* START *
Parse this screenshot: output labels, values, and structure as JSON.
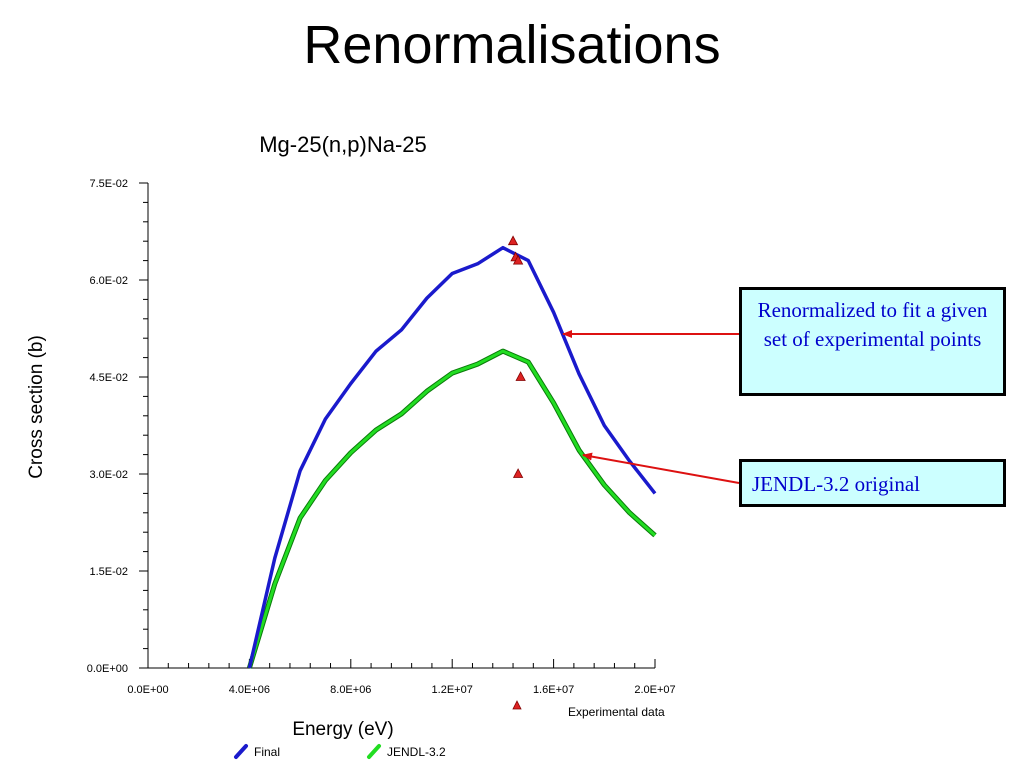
{
  "slide": {
    "title": "Renormalisations",
    "callouts": [
      {
        "text": "Renormalized to fit a given set of experimental points"
      },
      {
        "text": "JENDL-3.2 original"
      }
    ]
  },
  "colors": {
    "final": "#1a1acc",
    "jendl": "#22dd22",
    "experimental": "#dd2222",
    "arrow": "#dd1111",
    "callout_bg": "#ccffff",
    "callout_text": "#0000cc"
  },
  "chart_data": {
    "type": "line",
    "title": "Mg-25(n,p)Na-25",
    "xlabel": "Energy (eV)",
    "ylabel": "Cross section (b)",
    "xlim": [
      0,
      20000000
    ],
    "ylim": [
      0,
      0.075
    ],
    "x_ticks": [
      "0.0E+00",
      "4.0E+06",
      "8.0E+06",
      "1.2E+07",
      "1.6E+07",
      "2.0E+07"
    ],
    "y_ticks": [
      "0.0E+00",
      "1.5E-02",
      "3.0E-02",
      "4.5E-02",
      "6.0E-02",
      "7.5E-02"
    ],
    "series": [
      {
        "name": "Final",
        "x": [
          4000000,
          5000000,
          6000000,
          7000000,
          8000000,
          9000000,
          10000000,
          11000000,
          12000000,
          13000000,
          14000000,
          15000000,
          16000000,
          17000000,
          18000000,
          19000000,
          20000000
        ],
        "y": [
          0,
          0.017,
          0.0305,
          0.0385,
          0.044,
          0.049,
          0.0523,
          0.0572,
          0.061,
          0.0625,
          0.065,
          0.063,
          0.055,
          0.0455,
          0.0375,
          0.032,
          0.027
        ]
      },
      {
        "name": "JENDL-3.2",
        "x": [
          4000000,
          5000000,
          6000000,
          7000000,
          8000000,
          9000000,
          10000000,
          11000000,
          12000000,
          13000000,
          14000000,
          15000000,
          16000000,
          17000000,
          18000000,
          19000000,
          20000000
        ],
        "y": [
          0,
          0.013,
          0.0232,
          0.029,
          0.0333,
          0.0368,
          0.0393,
          0.0428,
          0.0456,
          0.047,
          0.049,
          0.0473,
          0.041,
          0.0337,
          0.0283,
          0.024,
          0.0205
        ]
      },
      {
        "name": "Experimental data",
        "marker": "triangle",
        "x": [
          14400000,
          14500000,
          14600000,
          14700000,
          14600000
        ],
        "y": [
          0.066,
          0.0635,
          0.063,
          0.045,
          0.03
        ]
      }
    ],
    "legend": [
      {
        "label": "Experimental data",
        "marker": "triangle"
      },
      {
        "label": "Final",
        "marker": "line"
      },
      {
        "label": "JENDL-3.2",
        "marker": "line"
      }
    ]
  }
}
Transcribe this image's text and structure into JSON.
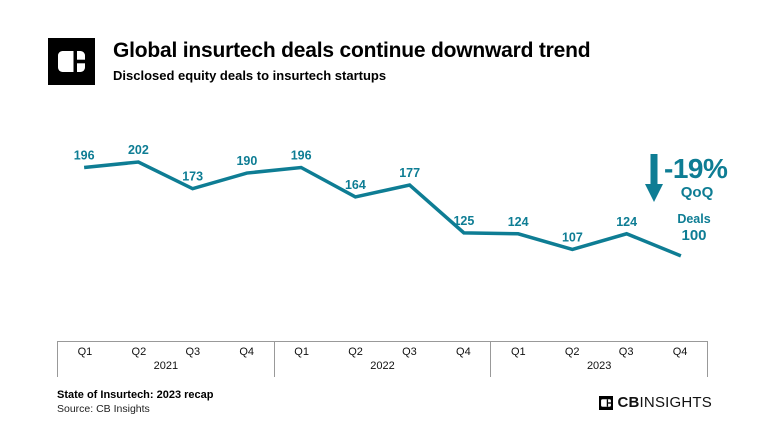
{
  "header": {
    "title": "Global insurtech deals continue downward trend",
    "subtitle": "Disclosed equity deals to insurtech startups"
  },
  "chart_data": {
    "type": "line",
    "title": "Global insurtech deals continue downward trend",
    "subtitle": "Disclosed equity deals to insurtech startups",
    "series": [
      {
        "name": "Deals",
        "values": [
          196,
          202,
          173,
          190,
          196,
          164,
          177,
          125,
          124,
          107,
          124,
          100
        ]
      }
    ],
    "years": [
      {
        "label": "2021",
        "quarters": [
          "Q1",
          "Q2",
          "Q3",
          "Q4"
        ]
      },
      {
        "label": "2022",
        "quarters": [
          "Q1",
          "Q2",
          "Q3",
          "Q4"
        ]
      },
      {
        "label": "2023",
        "quarters": [
          "Q1",
          "Q2",
          "Q3",
          "Q4"
        ]
      }
    ],
    "line_color": "#0e7d94",
    "label_color": "#0e7d94",
    "grid": false,
    "legend_position": "none",
    "annotation": {
      "change": "-19%",
      "period": "QoQ",
      "direction": "down"
    }
  },
  "footer": {
    "report_title": "State of Insurtech: 2023 recap",
    "source": "Source: CB Insights",
    "brand_bold": "CB",
    "brand_light": "INSIGHTS"
  }
}
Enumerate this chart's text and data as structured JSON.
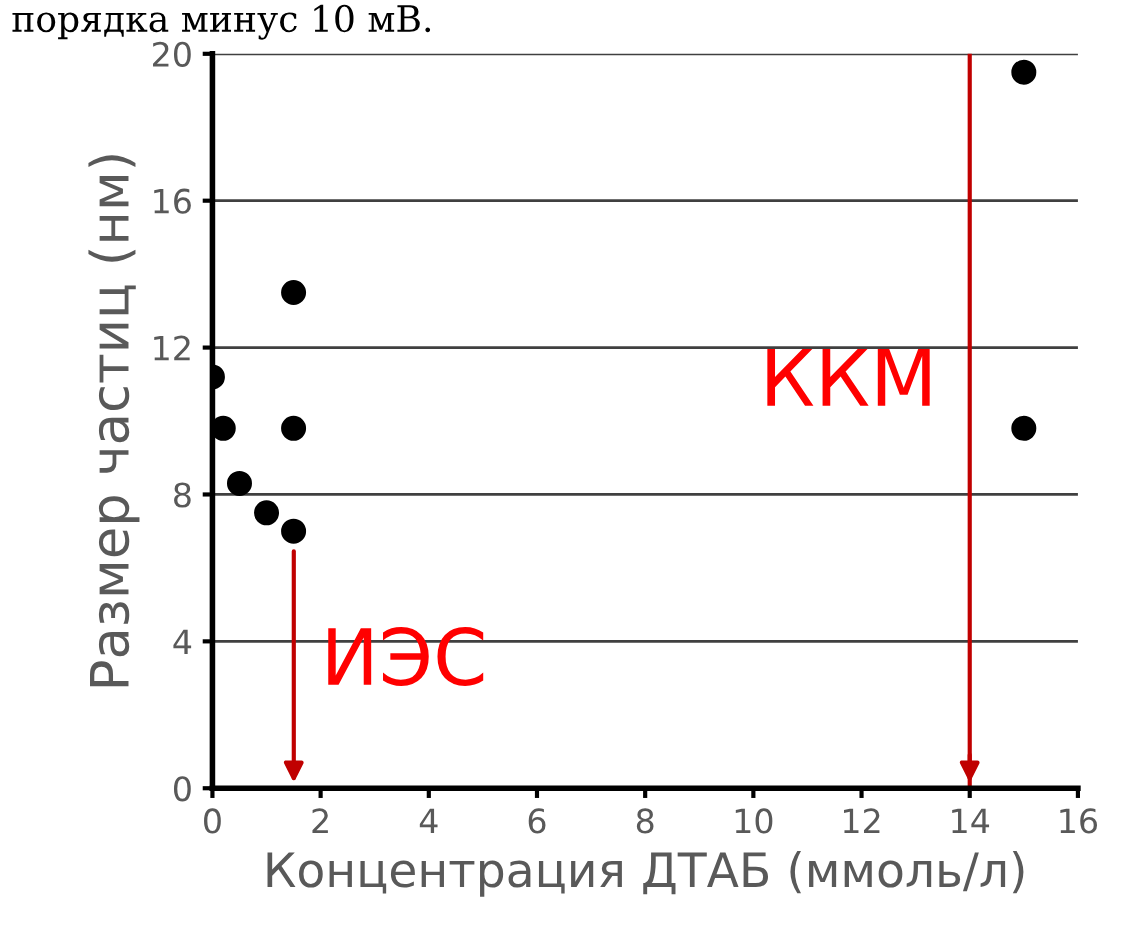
* END *
Retype verbatim only the lines beginning with the line that contains "Transcribe this image's" and ending with the last line of the listing above; pictures are to be excluded.

• **FINISHED EXERCISE**:
Transcribe this image's text and structure into JSON.
{
  "header": {
    "title": "Global insurtech deals continue downward trend",
    "subtitle": "Disclosed equity deals to insurtech startups"
  },
  "chart_data": {
    "type": "line",
    "title": "Global insurtech deals continue downward trend",
    "subtitle": "Disclosed equity deals to insurtech startups",
    "series": [
      {
        "name": "Deals",
        "values": [
          196,
          202,
          173,
          190,
          196,
          164,
          177,
          125,
          124,
          107,
          124,
          100
        ]
      }
    ],
    "years": [
      {
        "label": "2021",
        "quarters": [
          "Q1",
          "Q2",
          "Q3",
          "Q4"
        ]
      },
      {
        "label": "2022",
        "quarters": [
          "Q1",
          "Q2",
          "Q3",
          "Q4"
        ]
      },
      {
        "label": "2023",
        "quarters": [
          "Q1",
          "Q2",
          "Q3",
          "Q4"
        ]
      }
    ],
    "line_color": "#0e7d94",
    "label_color": "#0e7d94",
    "grid": false,
    "legend_position": "none",
    "annotation": {
      "change": "-19%",
      "period": "QoQ",
      "direction": "down"
    }
  },
  "footer": {
    "report_title": "State of Insurtech: 2023 recap",
    "source": "Source: CB Insights",
    "brand_bold": "CB",
    "brand_light": "INSIGHTS"
  }
}
Enumerate this chart's text and data as structured JSON.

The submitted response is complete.